_EXERCISE OBJECTIVE_:
Work out how many lines of the data hold the string "image", and reply with that number alone.

_ITEMS_:

-.-.-

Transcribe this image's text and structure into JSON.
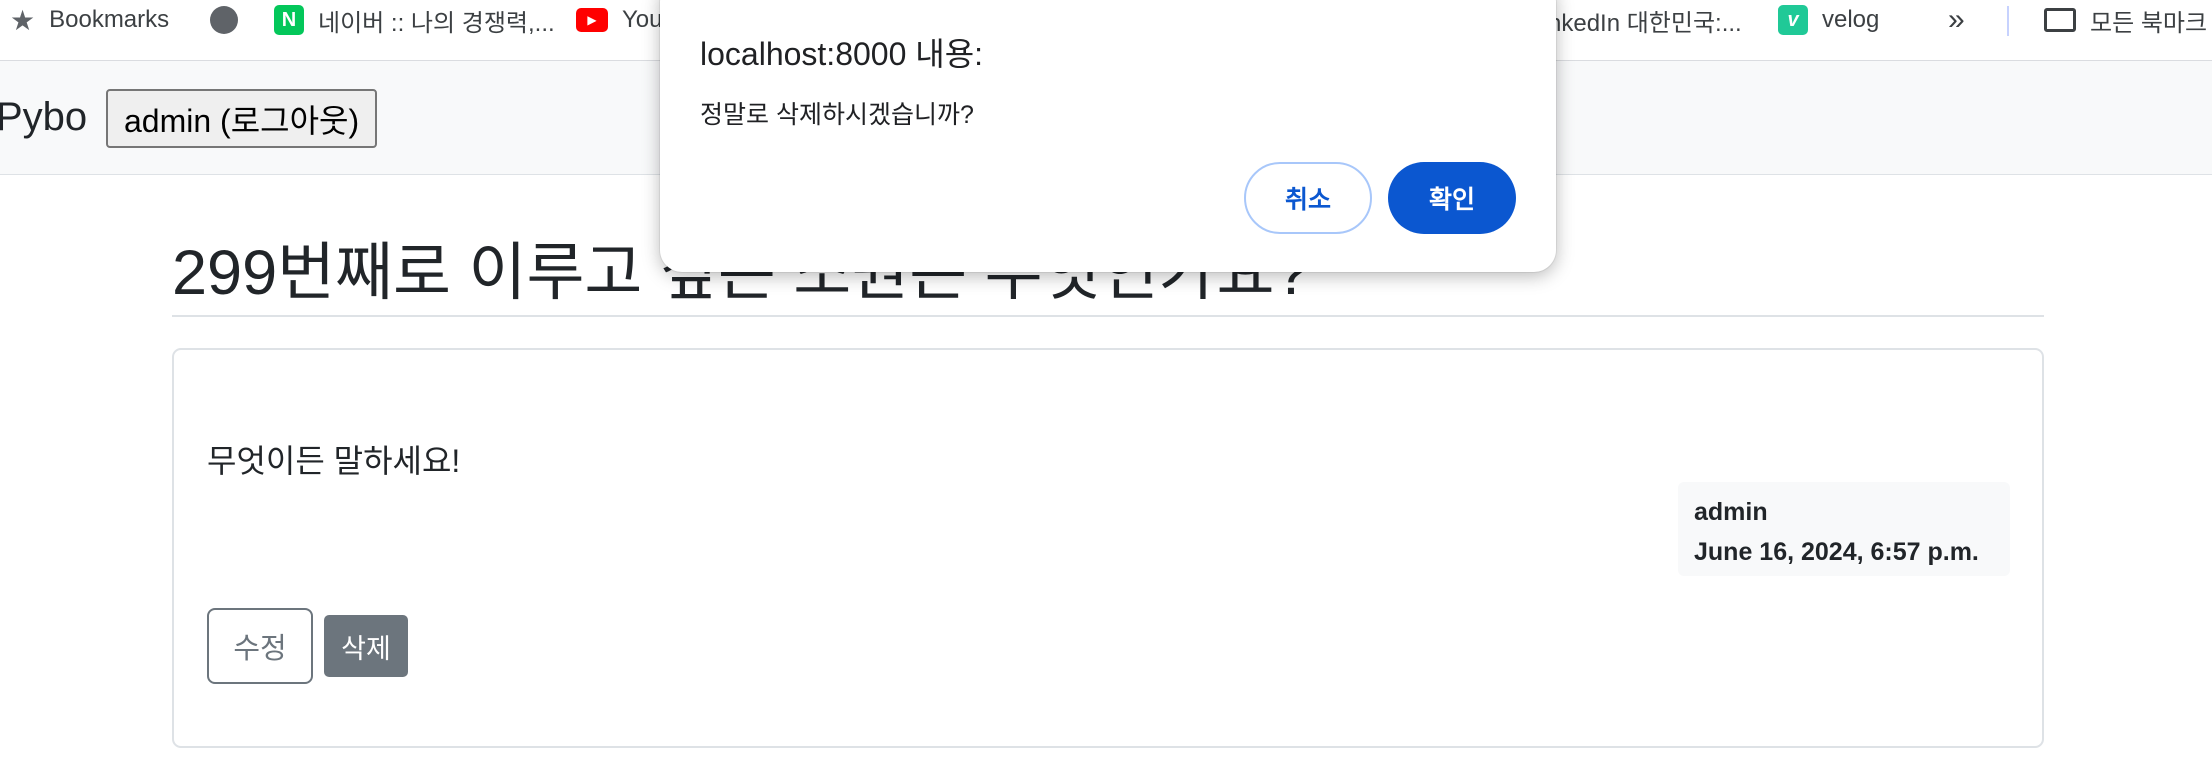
{
  "bookmarks_bar": {
    "items": [
      {
        "label": "Bookmarks",
        "icon": "star-icon"
      },
      {
        "label": "",
        "icon": "globe-icon"
      },
      {
        "label": "네이버 :: 나의 경쟁력,...",
        "icon": "naver-icon"
      },
      {
        "label": "You",
        "icon": "youtube-icon"
      },
      {
        "label": "nkedIn 대한민국:...",
        "icon": ""
      },
      {
        "label": "velog",
        "icon": "velog-icon"
      }
    ],
    "more_icon": "double-chevron-right-icon",
    "all_bookmarks_label": "모든 북마크",
    "colors": {
      "naver": "#03c75a",
      "youtube": "#ff0000",
      "velog": "#20c997"
    }
  },
  "navbar": {
    "brand": "Pybo",
    "user_button": "admin (로그아웃)"
  },
  "question": {
    "title": "299번째로 이루고 싶은 소원은 무엇인가요?",
    "content": "무엇이든 말하세요!",
    "author": "admin",
    "date": "June 16, 2024, 6:57 p.m.",
    "edit_label": "수정",
    "delete_label": "삭제"
  },
  "dialog": {
    "title": "localhost:8000 내용:",
    "message": "정말로 삭제하시겠습니까?",
    "cancel_label": "취소",
    "ok_label": "확인",
    "accent_color": "#0b57d0"
  }
}
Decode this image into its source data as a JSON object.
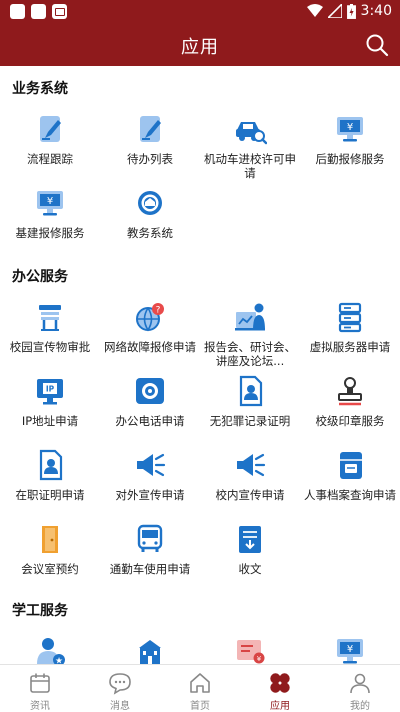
{
  "status_bar": {
    "time": "3:40"
  },
  "header": {
    "title": "应用"
  },
  "sections": [
    {
      "title": "业务系统",
      "items": [
        {
          "label": "流程跟踪",
          "icon": "pen-document-icon"
        },
        {
          "label": "待办列表",
          "icon": "pen-document-icon"
        },
        {
          "label": "机动车进校许可申请",
          "icon": "car-search-icon"
        },
        {
          "label": "后勤报修服务",
          "icon": "monitor-yen-icon"
        },
        {
          "label": "基建报修服务",
          "icon": "monitor-yen-icon"
        },
        {
          "label": "教务系统",
          "icon": "emblem-icon"
        }
      ]
    },
    {
      "title": "办公服务",
      "items": [
        {
          "label": "校园宣传物审批",
          "icon": "billboard-icon"
        },
        {
          "label": "网络故障报修申请",
          "icon": "globe-alert-icon"
        },
        {
          "label": "报告会、研讨会、讲座及论坛...",
          "icon": "presenter-icon"
        },
        {
          "label": "虚拟服务器申请",
          "icon": "server-icon"
        },
        {
          "label": "IP地址申请",
          "icon": "ip-monitor-icon"
        },
        {
          "label": "办公电话申请",
          "icon": "telephone-icon"
        },
        {
          "label": "无犯罪记录证明",
          "icon": "person-document-icon"
        },
        {
          "label": "校级印章服务",
          "icon": "stamp-icon"
        },
        {
          "label": "在职证明申请",
          "icon": "person-document-icon"
        },
        {
          "label": "对外宣传申请",
          "icon": "megaphone-icon"
        },
        {
          "label": "校内宣传申请",
          "icon": "megaphone-icon"
        },
        {
          "label": "人事档案查询申请",
          "icon": "archive-folder-icon"
        },
        {
          "label": "会议室预约",
          "icon": "door-icon"
        },
        {
          "label": "通勤车使用申请",
          "icon": "bus-icon"
        },
        {
          "label": "收文",
          "icon": "inbox-document-icon"
        }
      ]
    },
    {
      "title": "学工服务",
      "items": [
        {
          "label": "",
          "icon": "person-star-icon"
        },
        {
          "label": "",
          "icon": "school-building-icon"
        },
        {
          "label": "",
          "icon": "certificate-icon"
        },
        {
          "label": "",
          "icon": "monitor-yen-icon"
        }
      ]
    }
  ],
  "tabs": [
    {
      "label": "资讯",
      "icon": "calendar-icon",
      "active": false
    },
    {
      "label": "消息",
      "icon": "chat-bubble-icon",
      "active": false
    },
    {
      "label": "首页",
      "icon": "home-icon",
      "active": false
    },
    {
      "label": "应用",
      "icon": "apps-icon",
      "active": true
    },
    {
      "label": "我的",
      "icon": "person-icon",
      "active": false
    }
  ],
  "colors": {
    "brand": "#8f1a1c",
    "icon_blue": "#1e73c8",
    "icon_light": "#9dc4ef",
    "icon_orange": "#f0a030"
  }
}
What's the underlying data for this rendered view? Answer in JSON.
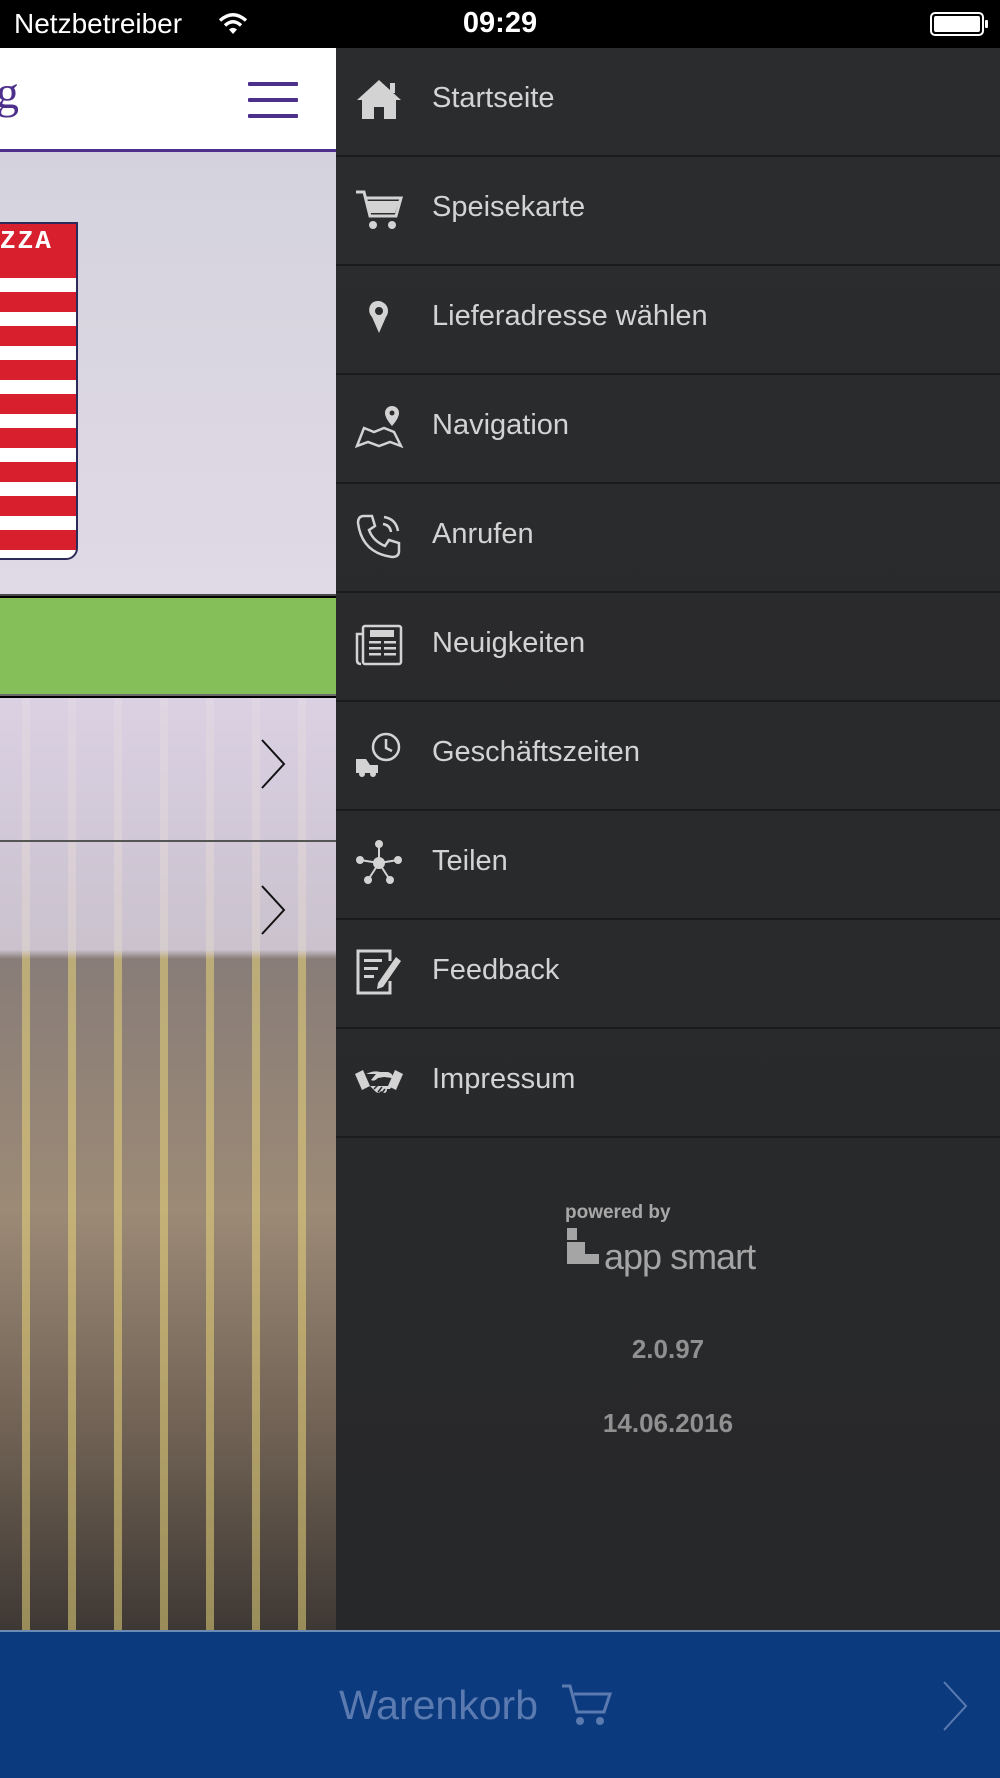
{
  "status_bar": {
    "carrier": "Netzbetreiber",
    "time": "09:29"
  },
  "app_header": {
    "title_fragment": "g"
  },
  "hero": {
    "pizza_box_text": "ZZA"
  },
  "menu": {
    "items": [
      {
        "label": "Startseite",
        "icon": "home-icon"
      },
      {
        "label": "Speisekarte",
        "icon": "cart-icon"
      },
      {
        "label": "Lieferadresse wählen",
        "icon": "location-pin-icon"
      },
      {
        "label": "Navigation",
        "icon": "map-icon"
      },
      {
        "label": "Anrufen",
        "icon": "phone-icon"
      },
      {
        "label": "Neuigkeiten",
        "icon": "newspaper-icon"
      },
      {
        "label": "Geschäftszeiten",
        "icon": "delivery-clock-icon"
      },
      {
        "label": "Teilen",
        "icon": "share-icon"
      },
      {
        "label": "Feedback",
        "icon": "feedback-icon"
      },
      {
        "label": "Impressum",
        "icon": "handshake-icon"
      }
    ],
    "powered_by": "powered by",
    "brand": "app smart",
    "version": "2.0.97",
    "date": "14.06.2016"
  },
  "cart_bar": {
    "label": "Warenkorb"
  },
  "colors": {
    "brand_purple": "#4d2f8c",
    "menu_bg": "#2b2c2e",
    "menu_text": "#d3d3d3",
    "green_bar": "#85bf5a",
    "cart_bar": "#0b3a7e"
  }
}
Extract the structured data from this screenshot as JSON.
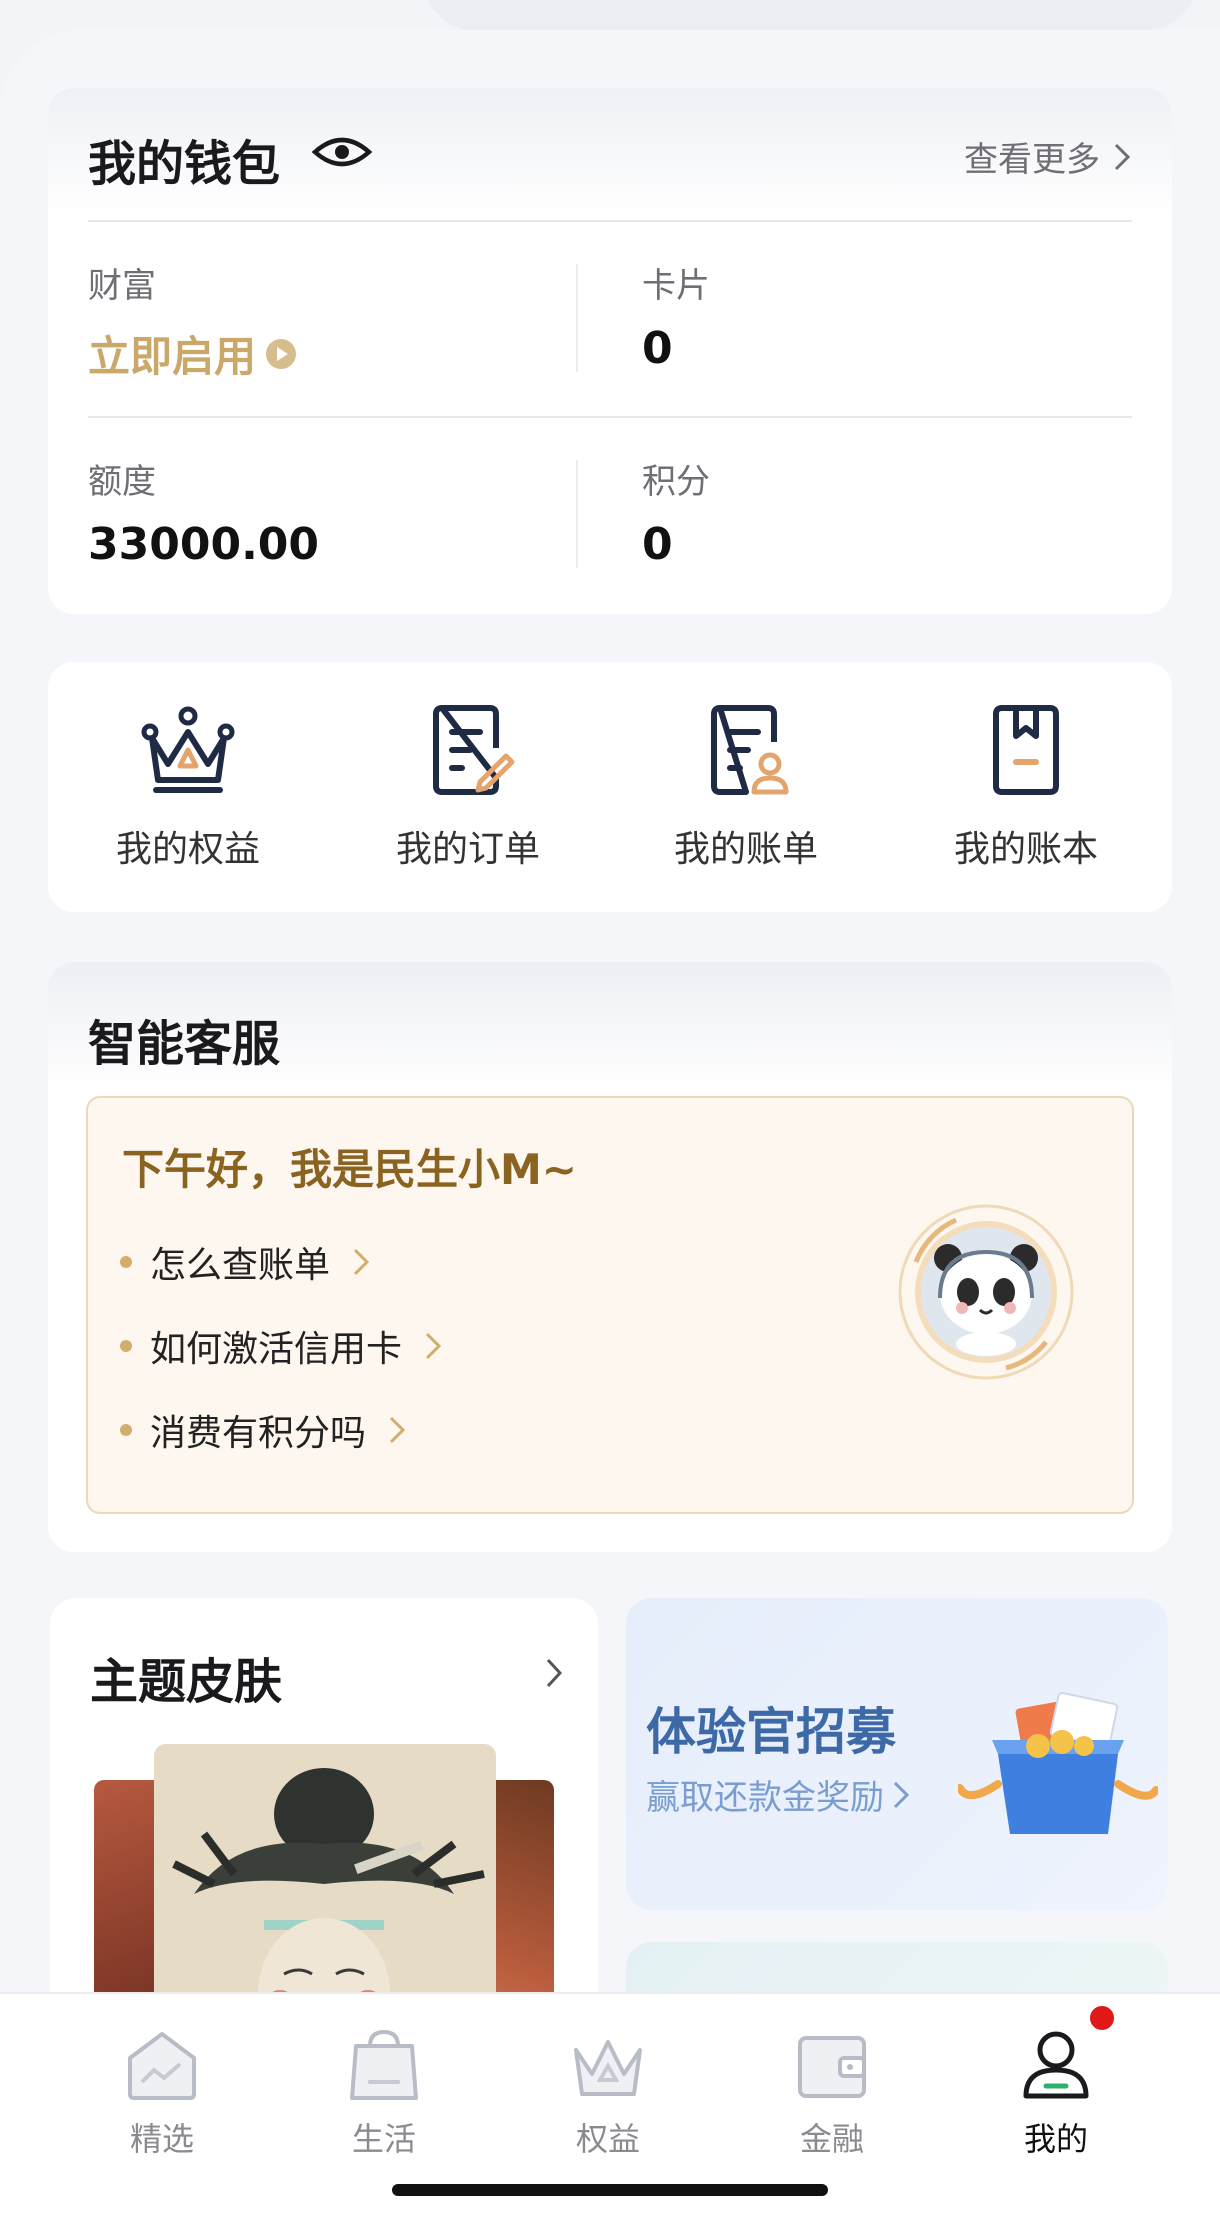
{
  "wallet": {
    "title": "我的钱包",
    "more": "查看更多",
    "wealth_label": "财富",
    "wealth_action": "立即启用",
    "cards_label": "卡片",
    "cards_value": "0",
    "limit_label": "额度",
    "limit_value": "33000.00",
    "points_label": "积分",
    "points_value": "0"
  },
  "shortcuts": [
    {
      "label": "我的权益",
      "icon": "crown-icon"
    },
    {
      "label": "我的订单",
      "icon": "order-doc-icon"
    },
    {
      "label": "我的账单",
      "icon": "bill-doc-icon"
    },
    {
      "label": "我的账本",
      "icon": "ledger-book-icon"
    }
  ],
  "service": {
    "title": "智能客服",
    "greeting": "下午好，我是民生小M~",
    "questions": [
      "怎么查账单",
      "如何激活信用卡",
      "消费有积分吗"
    ]
  },
  "theme": {
    "title": "主题皮肤"
  },
  "promo": {
    "title": "体验官招募",
    "subtitle": "赢取还款金奖励"
  },
  "tabs": [
    {
      "label": "精选",
      "icon": "home-icon",
      "active": false
    },
    {
      "label": "生活",
      "icon": "shopping-bag-icon",
      "active": false
    },
    {
      "label": "权益",
      "icon": "crown-icon",
      "active": false
    },
    {
      "label": "金融",
      "icon": "wallet-icon",
      "active": false
    },
    {
      "label": "我的",
      "icon": "user-icon",
      "active": true
    }
  ],
  "colors": {
    "gold": "#c9a86a",
    "greeting_brown": "#8a6320",
    "promo_blue": "#3d6aa6",
    "badge_red": "#e01818"
  }
}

-.-.-

_WORKED ANSWER_:
2